─── Exercise material ───

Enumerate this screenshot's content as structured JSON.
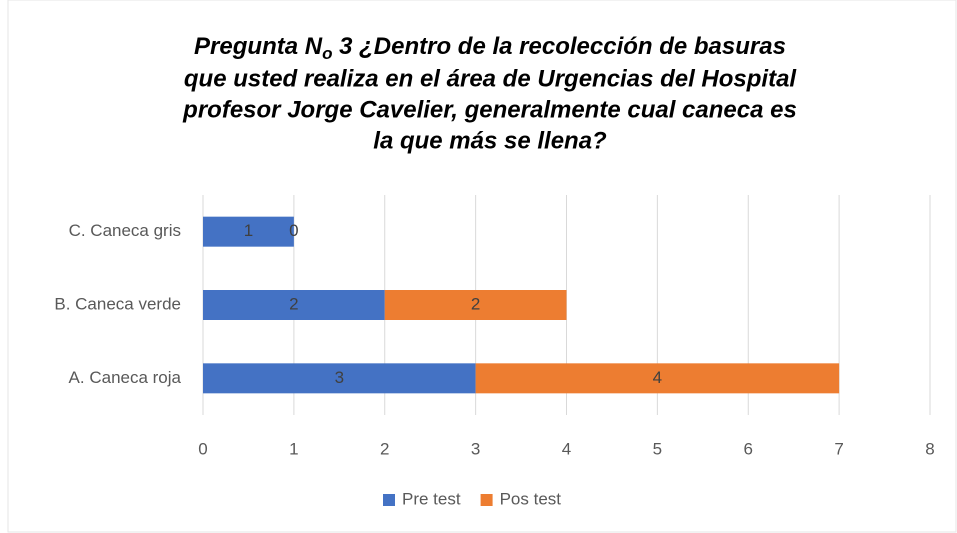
{
  "chart_data": {
    "type": "stacked_barh",
    "title": [
      "Pregunta N",
      "o",
      " 3 ¿Dentro de la recolección de basuras",
      "que usted realiza en el área de Urgencias del Hospital",
      "profesor Jorge Cavelier, generalmente cual caneca es",
      "la que más se llena?"
    ],
    "categories": [
      "A. Caneca roja",
      "B. Caneca verde",
      "C. Caneca gris"
    ],
    "series": [
      {
        "name": "Pre test",
        "color": "#4472c4",
        "values": [
          3,
          2,
          1
        ]
      },
      {
        "name": "Pos test",
        "color": "#ed7d31",
        "values": [
          4,
          2,
          0
        ]
      }
    ],
    "xlim": [
      0,
      8
    ],
    "xticks": [
      0,
      1,
      2,
      3,
      4,
      5,
      6,
      7,
      8
    ],
    "grid": true,
    "legend": "bottom"
  }
}
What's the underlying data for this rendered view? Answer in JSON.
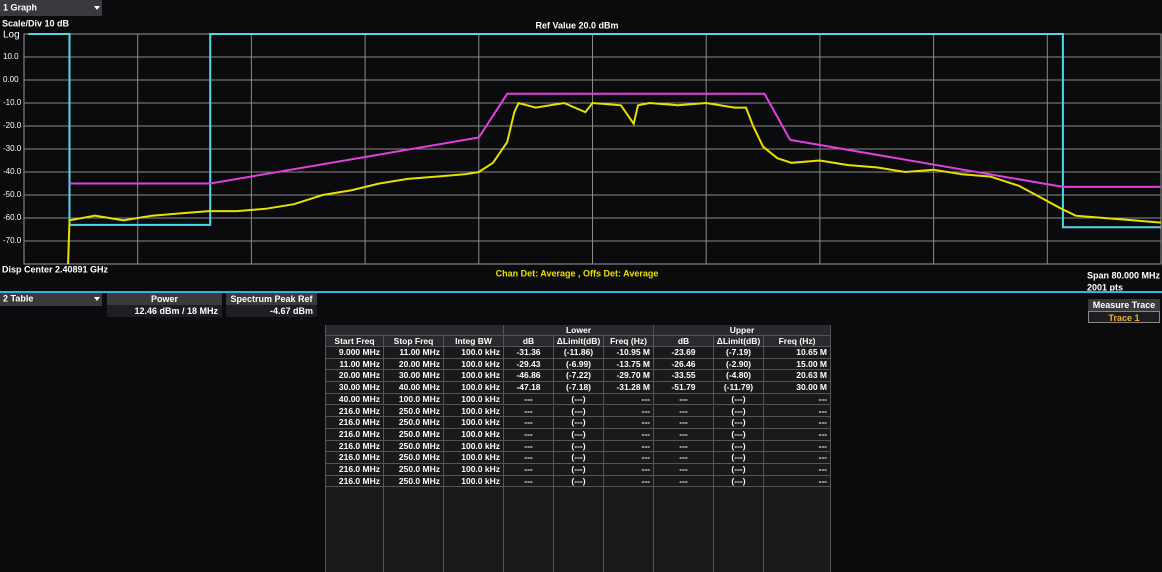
{
  "header": {
    "menu": "1 Graph",
    "scale": "Scale/Div 10 dB",
    "scale_type": "Log",
    "ref_value": "Ref Value 20.0 dBm"
  },
  "chart_data": {
    "type": "line",
    "xlim": [
      -40,
      40
    ],
    "ylim": [
      -80,
      20
    ],
    "xticks": [
      -32,
      -24,
      -16,
      -8,
      0,
      8,
      16,
      24,
      32
    ],
    "yticks": [
      {
        "value": 10,
        "label": "10.0"
      },
      {
        "value": 0,
        "label": "0.00"
      },
      {
        "value": -10,
        "label": "-10.0"
      },
      {
        "value": -20,
        "label": "-20.0"
      },
      {
        "value": -30,
        "label": "-30.0"
      },
      {
        "value": -40,
        "label": "-40.0"
      },
      {
        "value": -50,
        "label": "-50.0"
      },
      {
        "value": -60,
        "label": "-60.0"
      },
      {
        "value": -70,
        "label": "-70.0"
      }
    ],
    "grid": true,
    "series": [
      {
        "color": "#4fd8e8",
        "x": [
          -39.7,
          -36.8,
          -36.8,
          -26.9,
          -26.9,
          33.1,
          33.1,
          40
        ],
        "values": [
          20,
          20,
          -63,
          -63,
          20,
          20,
          -64,
          -64
        ]
      },
      {
        "color": "#e040e0",
        "x": [
          -36.8,
          -26.9,
          -8,
          -6,
          12.1,
          13.9,
          33.1,
          40
        ],
        "values": [
          -45,
          -45,
          -25,
          -6,
          -6,
          -26,
          -46.5,
          -46.5
        ]
      },
      {
        "color": "#e8e000",
        "x": [
          -36.9,
          -36.8,
          -35,
          -33,
          -31,
          -29,
          -27,
          -25,
          -23,
          -21,
          -19,
          -17,
          -15,
          -13,
          -11,
          -9,
          -8,
          -7,
          -6,
          -5.5,
          -5.2,
          -4,
          -2,
          -0.5,
          0,
          2,
          2.9,
          3.2,
          4,
          6,
          8,
          10,
          10.8,
          11.3,
          12,
          13,
          14,
          16,
          18,
          20,
          22,
          24,
          26,
          28,
          30,
          31.5,
          33,
          34,
          36,
          38,
          40
        ],
        "values": [
          -80,
          -61,
          -59,
          -61,
          -59,
          -58,
          -57,
          -57,
          -56,
          -54,
          -50,
          -48,
          -45,
          -43,
          -42,
          -41,
          -40,
          -36,
          -27,
          -14,
          -10,
          -12,
          -10,
          -14,
          -10,
          -11,
          -19,
          -11,
          -10,
          -11,
          -10,
          -12,
          -12,
          -20,
          -29,
          -34,
          -36,
          -35,
          -37,
          -38,
          -40,
          -39,
          -41,
          -42,
          -46,
          -51,
          -56,
          -59,
          -60,
          -61,
          -62
        ]
      }
    ]
  },
  "footer": {
    "center": "Disp Center 2.40891 GHz",
    "detector": "Chan Det: Average , Offs Det: Average",
    "span": "Span 80.000 MHz",
    "points": "2001 pts"
  },
  "panel": {
    "menu": "2 Table",
    "power_label": "Power",
    "power_value": "12.46 dBm / 18 MHz",
    "peak_label": "Spectrum Peak Ref",
    "peak_value": "-4.67 dBm",
    "measure_label": "Measure Trace",
    "measure_value": "Trace 1"
  },
  "table": {
    "groups": [
      "Lower",
      "Upper"
    ],
    "columns": [
      "Start Freq",
      "Stop Freq",
      "Integ BW",
      "dB",
      "ΔLimit(dB)",
      "Freq (Hz)",
      "dB",
      "ΔLimit(dB)",
      "Freq (Hz)"
    ],
    "rows": [
      [
        "9.000 MHz",
        "11.00 MHz",
        "100.0 kHz",
        "-31.36",
        "(-11.86)",
        "-10.95 M",
        "-23.69",
        "(-7.19)",
        "10.65 M"
      ],
      [
        "11.00 MHz",
        "20.00 MHz",
        "100.0 kHz",
        "-29.43",
        "(-6.99)",
        "-13.75 M",
        "-26.46",
        "(-2.90)",
        "15.00 M"
      ],
      [
        "20.00 MHz",
        "30.00 MHz",
        "100.0 kHz",
        "-46.86",
        "(-7.22)",
        "-29.70 M",
        "-33.55",
        "(-4.80)",
        "20.63 M"
      ],
      [
        "30.00 MHz",
        "40.00 MHz",
        "100.0 kHz",
        "-47.18",
        "(-7.18)",
        "-31.28 M",
        "-51.79",
        "(-11.79)",
        "30.00 M"
      ],
      [
        "40.00 MHz",
        "100.0 MHz",
        "100.0 kHz",
        "---",
        "(---)",
        "---",
        "---",
        "(---)",
        "---"
      ],
      [
        "216.0 MHz",
        "250.0 MHz",
        "100.0 kHz",
        "---",
        "(---)",
        "---",
        "---",
        "(---)",
        "---"
      ],
      [
        "216.0 MHz",
        "250.0 MHz",
        "100.0 kHz",
        "---",
        "(---)",
        "---",
        "---",
        "(---)",
        "---"
      ],
      [
        "216.0 MHz",
        "250.0 MHz",
        "100.0 kHz",
        "---",
        "(---)",
        "---",
        "---",
        "(---)",
        "---"
      ],
      [
        "216.0 MHz",
        "250.0 MHz",
        "100.0 kHz",
        "---",
        "(---)",
        "---",
        "---",
        "(---)",
        "---"
      ],
      [
        "216.0 MHz",
        "250.0 MHz",
        "100.0 kHz",
        "---",
        "(---)",
        "---",
        "---",
        "(---)",
        "---"
      ],
      [
        "216.0 MHz",
        "250.0 MHz",
        "100.0 kHz",
        "---",
        "(---)",
        "---",
        "---",
        "(---)",
        "---"
      ],
      [
        "216.0 MHz",
        "250.0 MHz",
        "100.0 kHz",
        "---",
        "(---)",
        "---",
        "---",
        "(---)",
        "---"
      ]
    ]
  }
}
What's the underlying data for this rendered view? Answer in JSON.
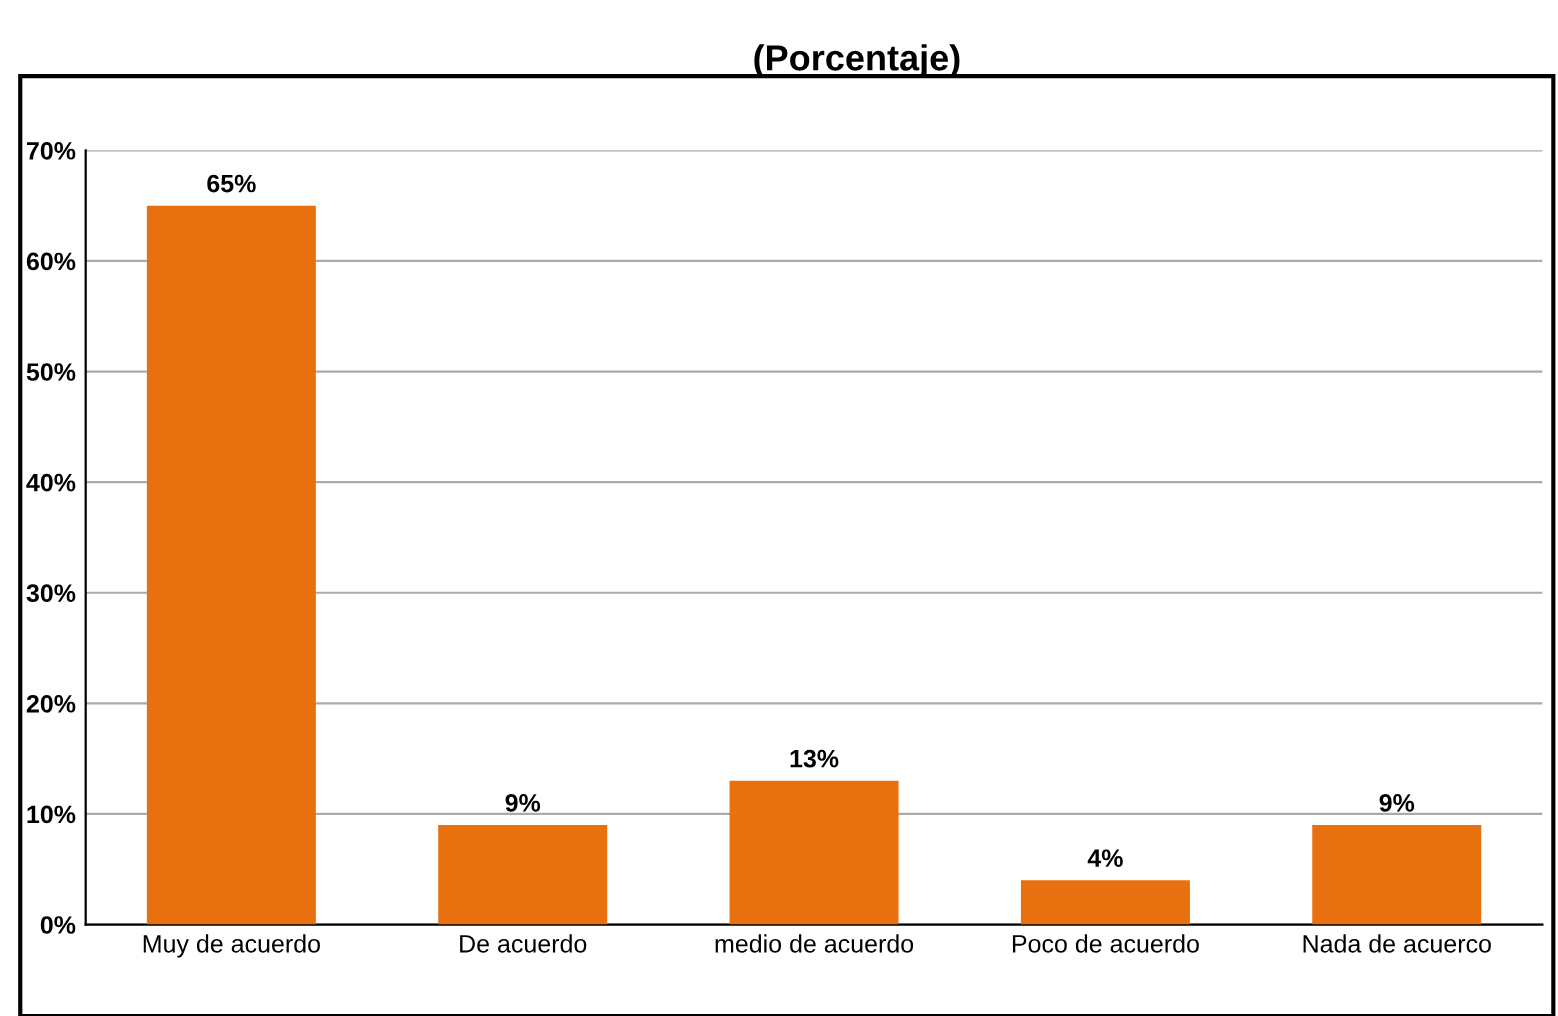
{
  "chart_data": {
    "type": "bar",
    "title": "(Porcentaje)",
    "categories": [
      "Muy de acuerdo",
      "De acuerdo",
      "medio de acuerdo",
      "Poco de acuerdo",
      "Nada de acuerco"
    ],
    "values": [
      65,
      9,
      13,
      4,
      9
    ],
    "color": "#e8700f",
    "value_labels": [
      "65%",
      "9%",
      "13%",
      "4%",
      "9%"
    ],
    "ylim": [
      0,
      70
    ],
    "yticks": [
      {
        "value": 0,
        "label": "0%"
      },
      {
        "value": 10,
        "label": "10%"
      },
      {
        "value": 20,
        "label": "20%"
      },
      {
        "value": 30,
        "label": "30%"
      },
      {
        "value": 40,
        "label": "40%"
      },
      {
        "value": 50,
        "label": "50%"
      },
      {
        "value": 60,
        "label": "60%"
      },
      {
        "value": 70,
        "label": "70%"
      }
    ],
    "grid": "y"
  }
}
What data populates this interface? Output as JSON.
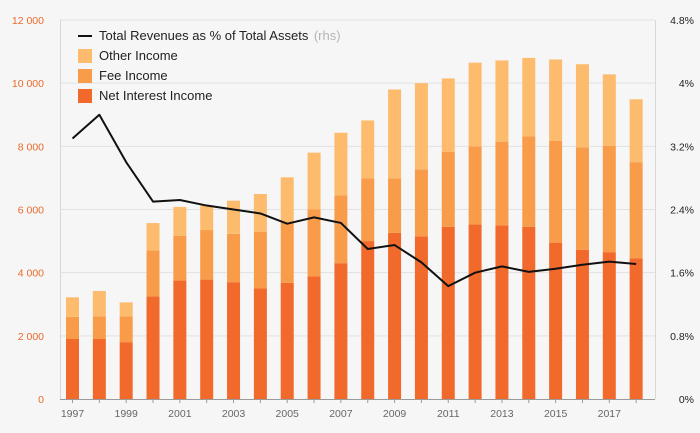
{
  "chart_data": {
    "type": "bar",
    "stacked": true,
    "categories": [
      "1997",
      "1998",
      "1999",
      "2000",
      "2001",
      "2002",
      "2003",
      "2004",
      "2005",
      "2006",
      "2007",
      "2008",
      "2009",
      "2010",
      "2011",
      "2012",
      "2013",
      "2014",
      "2015",
      "2016",
      "2017",
      "2018"
    ],
    "x_tick_labels": [
      "1997",
      "1999",
      "2001",
      "2003",
      "2005",
      "2007",
      "2009",
      "2011",
      "2013",
      "2015",
      "2017"
    ],
    "y_left": {
      "range": [
        0,
        12000
      ],
      "ticks": [
        0,
        2000,
        4000,
        6000,
        8000,
        10000,
        12000
      ],
      "tick_labels": [
        "0",
        "2 000",
        "4 000",
        "6 000",
        "8 000",
        "10 000",
        "12 000"
      ]
    },
    "y_right": {
      "range": [
        0,
        4.8
      ],
      "ticks": [
        0,
        0.8,
        1.6,
        2.4,
        3.2,
        4.0,
        4.8
      ],
      "tick_labels": [
        "0%",
        "0.8%",
        "1.6%",
        "2.4%",
        "3.2%",
        "4%",
        "4.8%"
      ]
    },
    "series": [
      {
        "name": "Net Interest Income",
        "color": "#f26a2b",
        "values": [
          1900,
          1900,
          1800,
          3250,
          3750,
          3780,
          3700,
          3500,
          3680,
          3880,
          4300,
          5000,
          5260,
          5150,
          5450,
          5530,
          5500,
          5450,
          4950,
          4720,
          4650,
          4450
        ]
      },
      {
        "name": "Fee Income",
        "color": "#f99c4a",
        "values": [
          700,
          720,
          820,
          1450,
          1420,
          1570,
          1530,
          1790,
          1920,
          2120,
          2150,
          1980,
          1720,
          2120,
          2380,
          2470,
          2650,
          2870,
          3220,
          3250,
          3370,
          3050
        ]
      },
      {
        "name": "Other Income",
        "color": "#fdbb6e",
        "values": [
          620,
          800,
          440,
          870,
          910,
          780,
          1050,
          1200,
          1420,
          1800,
          1980,
          1840,
          2820,
          2730,
          2320,
          2650,
          2570,
          2480,
          2580,
          2630,
          2260,
          1990
        ]
      }
    ],
    "line": {
      "name": "Total Revenues as % of Total Assets",
      "axis_note": "(rhs)",
      "color": "#111111",
      "axis": "right",
      "values": [
        3.3,
        3.6,
        3.0,
        2.5,
        2.52,
        2.45,
        2.4,
        2.35,
        2.22,
        2.3,
        2.23,
        1.9,
        1.95,
        1.73,
        1.43,
        1.6,
        1.68,
        1.61,
        1.65,
        1.7,
        1.74,
        1.71
      ]
    },
    "legend": {
      "position": "top-left",
      "items": [
        "Total Revenues as % of Total Assets",
        "Other Income",
        "Fee Income",
        "Net Interest Income"
      ]
    },
    "grid": true
  }
}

───

* Stated goal:
What is the number of lines in the records that contain the word "Assets"? Answer with the number and nothing else.

* Solution for this problem:
2